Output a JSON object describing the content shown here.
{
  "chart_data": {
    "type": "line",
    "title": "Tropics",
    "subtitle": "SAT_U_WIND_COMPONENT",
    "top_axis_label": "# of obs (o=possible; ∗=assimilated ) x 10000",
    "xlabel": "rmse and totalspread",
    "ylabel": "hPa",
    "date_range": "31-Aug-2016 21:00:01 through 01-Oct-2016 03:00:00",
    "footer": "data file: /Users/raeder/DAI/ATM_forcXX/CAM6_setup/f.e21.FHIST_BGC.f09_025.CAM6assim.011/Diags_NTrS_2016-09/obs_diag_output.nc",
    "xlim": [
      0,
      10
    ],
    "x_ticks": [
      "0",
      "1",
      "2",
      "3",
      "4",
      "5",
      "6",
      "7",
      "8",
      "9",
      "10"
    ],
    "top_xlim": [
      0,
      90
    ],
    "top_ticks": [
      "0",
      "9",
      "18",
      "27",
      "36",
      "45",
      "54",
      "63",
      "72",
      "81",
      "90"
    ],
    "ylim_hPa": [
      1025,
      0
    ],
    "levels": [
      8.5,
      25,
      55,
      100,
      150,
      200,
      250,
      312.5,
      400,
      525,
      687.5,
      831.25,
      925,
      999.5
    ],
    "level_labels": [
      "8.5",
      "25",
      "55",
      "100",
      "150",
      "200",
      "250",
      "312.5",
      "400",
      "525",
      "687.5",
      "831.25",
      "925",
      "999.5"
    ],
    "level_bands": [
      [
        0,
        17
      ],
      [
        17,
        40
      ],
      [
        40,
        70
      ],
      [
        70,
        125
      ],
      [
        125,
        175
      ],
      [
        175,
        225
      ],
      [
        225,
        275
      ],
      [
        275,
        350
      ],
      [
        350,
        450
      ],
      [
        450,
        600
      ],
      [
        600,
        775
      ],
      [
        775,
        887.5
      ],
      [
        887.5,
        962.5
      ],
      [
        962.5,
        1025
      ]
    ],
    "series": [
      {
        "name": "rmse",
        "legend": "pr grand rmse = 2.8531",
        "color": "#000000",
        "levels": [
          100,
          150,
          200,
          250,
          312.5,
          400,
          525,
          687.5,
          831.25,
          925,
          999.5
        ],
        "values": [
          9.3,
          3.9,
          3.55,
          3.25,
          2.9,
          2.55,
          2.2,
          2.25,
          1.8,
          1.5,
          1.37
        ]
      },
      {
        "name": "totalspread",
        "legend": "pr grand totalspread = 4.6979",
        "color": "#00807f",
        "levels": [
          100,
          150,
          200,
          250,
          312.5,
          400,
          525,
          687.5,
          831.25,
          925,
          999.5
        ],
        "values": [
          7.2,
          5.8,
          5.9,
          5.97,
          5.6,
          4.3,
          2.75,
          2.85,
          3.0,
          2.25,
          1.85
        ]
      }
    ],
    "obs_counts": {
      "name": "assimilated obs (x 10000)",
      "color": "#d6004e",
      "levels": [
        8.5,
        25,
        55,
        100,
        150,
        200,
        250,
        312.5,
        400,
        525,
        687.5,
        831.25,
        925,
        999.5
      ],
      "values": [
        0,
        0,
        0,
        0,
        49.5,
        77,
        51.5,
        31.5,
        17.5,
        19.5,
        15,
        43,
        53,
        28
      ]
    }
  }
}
#####
[WORK INSTRUCTIONS]:
Write out every line exactly as it stands.

[TASK RESULT]:
Output a JSON object describing the content shown here.
{
  "chart_data": {
    "type": "line",
    "title": "Tropics",
    "subtitle": "SAT_U_WIND_COMPONENT",
    "top_axis_label": "# of obs (o=possible; ∗=assimilated ) x 10000",
    "xlabel": "rmse and totalspread",
    "ylabel": "hPa",
    "date_range": "31-Aug-2016 21:00:01 through 01-Oct-2016 03:00:00",
    "footer": "data file: /Users/raeder/DAI/ATM_forcXX/CAM6_setup/f.e21.FHIST_BGC.f09_025.CAM6assim.011/Diags_NTrS_2016-09/obs_diag_output.nc",
    "xlim": [
      0,
      10
    ],
    "x_ticks": [
      "0",
      "1",
      "2",
      "3",
      "4",
      "5",
      "6",
      "7",
      "8",
      "9",
      "10"
    ],
    "top_xlim": [
      0,
      90
    ],
    "top_ticks": [
      "0",
      "9",
      "18",
      "27",
      "36",
      "45",
      "54",
      "63",
      "72",
      "81",
      "90"
    ],
    "ylim_hPa": [
      1025,
      0
    ],
    "levels": [
      8.5,
      25,
      55,
      100,
      150,
      200,
      250,
      312.5,
      400,
      525,
      687.5,
      831.25,
      925,
      999.5
    ],
    "level_labels": [
      "8.5",
      "25",
      "55",
      "100",
      "150",
      "200",
      "250",
      "312.5",
      "400",
      "525",
      "687.5",
      "831.25",
      "925",
      "999.5"
    ],
    "level_bands": [
      [
        0,
        17
      ],
      [
        17,
        40
      ],
      [
        40,
        70
      ],
      [
        70,
        125
      ],
      [
        125,
        175
      ],
      [
        175,
        225
      ],
      [
        225,
        275
      ],
      [
        275,
        350
      ],
      [
        350,
        450
      ],
      [
        450,
        600
      ],
      [
        600,
        775
      ],
      [
        775,
        887.5
      ],
      [
        887.5,
        962.5
      ],
      [
        962.5,
        1025
      ]
    ],
    "series": [
      {
        "name": "rmse",
        "legend": "pr grand rmse = 2.8531",
        "color": "#000000",
        "levels": [
          100,
          150,
          200,
          250,
          312.5,
          400,
          525,
          687.5,
          831.25,
          925,
          999.5
        ],
        "values": [
          9.3,
          3.9,
          3.55,
          3.25,
          2.9,
          2.55,
          2.2,
          2.25,
          1.8,
          1.5,
          1.37
        ]
      },
      {
        "name": "totalspread",
        "legend": "pr grand totalspread = 4.6979",
        "color": "#00807f",
        "levels": [
          100,
          150,
          200,
          250,
          312.5,
          400,
          525,
          687.5,
          831.25,
          925,
          999.5
        ],
        "values": [
          7.2,
          5.8,
          5.9,
          5.97,
          5.6,
          4.3,
          2.75,
          2.85,
          3.0,
          2.25,
          1.85
        ]
      }
    ],
    "obs_counts": {
      "name": "assimilated obs (x 10000)",
      "color": "#d6004e",
      "levels": [
        8.5,
        25,
        55,
        100,
        150,
        200,
        250,
        312.5,
        400,
        525,
        687.5,
        831.25,
        925,
        999.5
      ],
      "values": [
        0,
        0,
        0,
        0,
        49.5,
        77,
        51.5,
        31.5,
        17.5,
        19.5,
        15,
        43,
        53,
        28
      ]
    }
  }
}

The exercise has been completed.